**Exercise description:** What follows are records. Restate all of them word for word.

··· Given records ···

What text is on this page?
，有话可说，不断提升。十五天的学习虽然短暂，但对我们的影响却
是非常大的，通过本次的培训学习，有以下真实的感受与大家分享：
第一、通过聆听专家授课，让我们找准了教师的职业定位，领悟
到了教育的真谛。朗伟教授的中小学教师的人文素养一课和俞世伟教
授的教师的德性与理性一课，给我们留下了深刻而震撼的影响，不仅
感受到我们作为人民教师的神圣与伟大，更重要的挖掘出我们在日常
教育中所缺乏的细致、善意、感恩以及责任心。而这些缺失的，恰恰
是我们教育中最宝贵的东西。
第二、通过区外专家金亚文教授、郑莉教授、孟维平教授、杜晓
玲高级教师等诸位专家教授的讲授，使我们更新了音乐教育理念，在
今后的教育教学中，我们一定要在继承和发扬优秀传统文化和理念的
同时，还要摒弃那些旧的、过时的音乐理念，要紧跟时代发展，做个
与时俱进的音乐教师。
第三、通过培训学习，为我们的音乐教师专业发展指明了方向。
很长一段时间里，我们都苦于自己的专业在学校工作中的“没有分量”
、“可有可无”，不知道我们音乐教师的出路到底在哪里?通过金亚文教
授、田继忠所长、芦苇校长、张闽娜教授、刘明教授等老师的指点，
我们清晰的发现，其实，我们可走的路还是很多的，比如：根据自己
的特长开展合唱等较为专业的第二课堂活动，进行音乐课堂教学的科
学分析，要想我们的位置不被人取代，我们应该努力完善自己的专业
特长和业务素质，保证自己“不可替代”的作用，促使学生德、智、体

···

**Result of the exercise:**
What text is on this page?
，有话可说，不断提升。十五天的学习虽然短暂，但对我们的影响却
是非常大的，通过本次的培训学习，有以下真实的感受与大家分享：
第一、通过聆听专家授课，让我们找准了教师的职业定位，领悟
到了教育的真谛。朗伟教授的中小学教师的人文素养一课和俞世伟教
授的教师的德性与理性一课，给我们留下了深刻而震撼的影响，不仅
感受到我们作为人民教师的神圣与伟大，更重要的挖掘出我们在日常
教育中所缺乏的细致、善意、感恩以及责任心。而这些缺失的，恰恰
是我们教育中最宝贵的东西。
第二、通过区外专家金亚文教授、郑莉教授、孟维平教授、杜晓
玲高级教师等诸位专家教授的讲授，使我们更新了音乐教育理念，在
今后的教育教学中，我们一定要在继承和发扬优秀传统文化和理念的
同时，还要摒弃那些旧的、过时的音乐理念，要紧跟时代发展，做个
与时俱进的音乐教师。
第三、通过培训学习，为我们的音乐教师专业发展指明了方向。
很长一段时间里，我们都苦于自己的专业在学校工作中的“没有分量”
、“可有可无”，不知道我们音乐教师的出路到底在哪里?通过金亚文教
授、田继忠所长、芦苇校长、张闽娜教授、刘明教授等老师的指点，
我们清晰的发现，其实，我们可走的路还是很多的，比如：根据自己
的特长开展合唱等较为专业的第二课堂活动，进行音乐课堂教学的科
学分析，要想我们的位置不被人取代，我们应该努力完善自己的专业
特长和业务素质，保证自己“不可替代”的作用，促使学生德、智、体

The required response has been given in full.